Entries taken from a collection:
+++
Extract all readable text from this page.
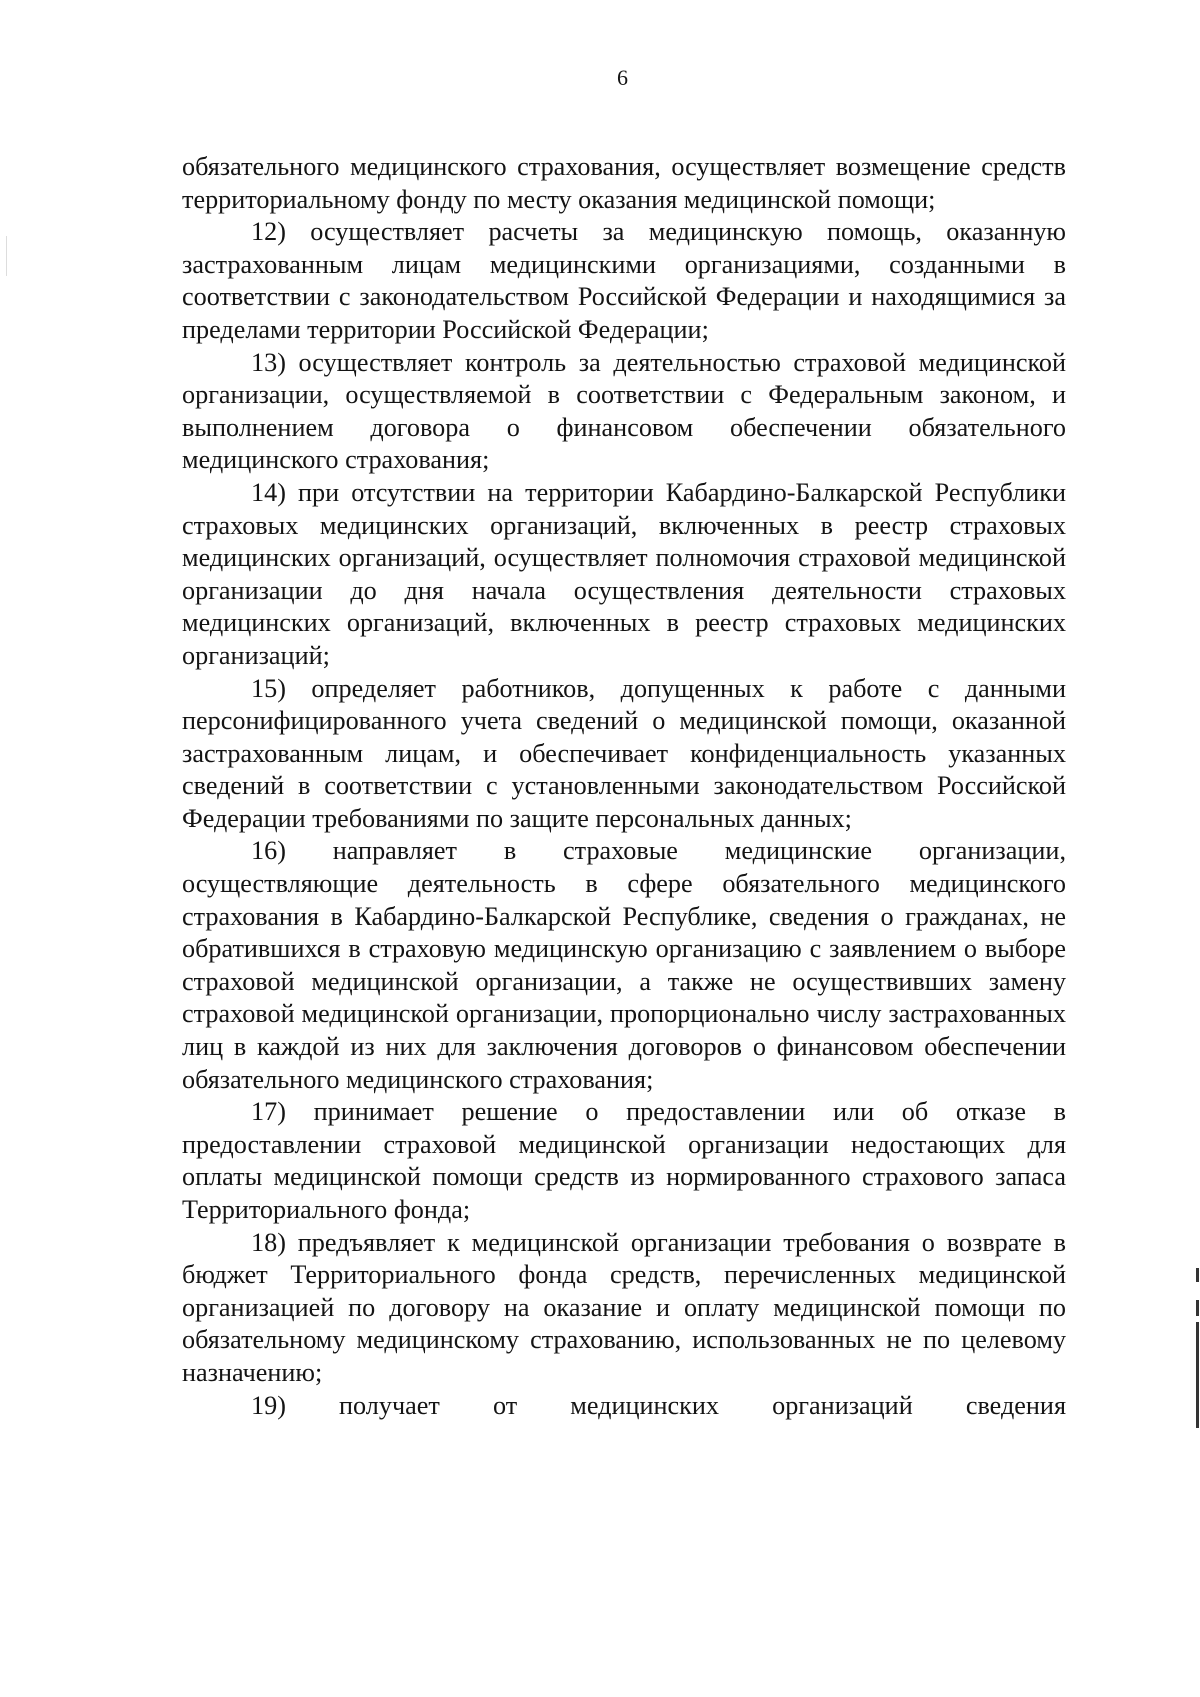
6

обязательного медицинского страхования, осуществляет возмещение средств территориальному фонду по месту оказания медицинской помощи;

12) осуществляет расчеты за медицинскую помощь, оказанную застрахованным лицам медицинскими организациями, созданными в соответствии с законодательством Российской Федерации и находящимися за пределами территории Российской Федерации;

13) осуществляет контроль за деятельностью страховой медицинской организации, осуществляемой в соответствии с Федеральным законом, и выполнением договора о финансовом обеспечении обязательного медицинского страхования;

14) при отсутствии на территории Кабардино-Балкарской Республики страховых медицинских организаций, включенных в реестр страховых медицинских организаций, осуществляет полномочия страховой медицинской организации до дня начала осуществления деятельности страховых медицинских организаций, включенных в реестр страховых медицинских организаций;

15) определяет работников, допущенных к работе с данными персонифицированного учета сведений о медицинской помощи, оказанной застрахованным лицам, и обеспечивает конфиденциальность указанных сведений в соответствии с установленными законодательством Российской Федерации требованиями по защите персональных данных;

16) направляет в страховые медицинские организации, осуществляющие деятельность в сфере обязательного медицинского страхования в Кабардино-Балкарской Республике, сведения о гражданах, не обратившихся в страховую медицинскую организацию с заявлением о выборе страховой медицинской организации, а также не осуществивших замену страховой медицинской организации, пропорционально числу застрахованных лиц в каждой из них для заключения договоров о финансовом обеспечении обязательного медицинского страхования;

17) принимает решение о предоставлении или об отказе в предоставлении страховой медицинской организации недостающих для оплаты медицинской помощи средств из нормированного страхового запаса Территориального фонда;

18) предъявляет к медицинской организации требования о возврате в бюджет Территориального фонда средств, перечисленных медицинской организацией по договору на оказание и оплату медицинской помощи по обязательному медицинскому страхованию, использованных не по целевому назначению;

19) получает от медицинских организаций сведения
+++
:: WHAT THE EXERCISE ASKS ::
Show all lines above holding "обязательного".

:: EXERCISE RESULT ::
обязательного медицинского страхования, осуществляет возмещение средств территориальному фонду по месту оказания медицинской помощи;
13) осуществляет контроль за деятельностью страховой медицинской организации, осуществляемой в соответствии с Федеральным законом, и выполнением договора о финансовом обеспечении обязательного медицинского страхования;
16) направляет в страховые медицинские организации, осуществляющие деятельность в сфере обязательного медицинского страхования в Кабардино-Балкарской Республике, сведения о гражданах, не обратившихся в страховую медицинскую организацию с заявлением о выборе страховой медицинской организации, а также не осуществивших замену страховой медицинской организации, пропорционально числу застрахованных лиц в каждой из них для заключения договоров о финансовом обеспечении обязательного медицинского страхования;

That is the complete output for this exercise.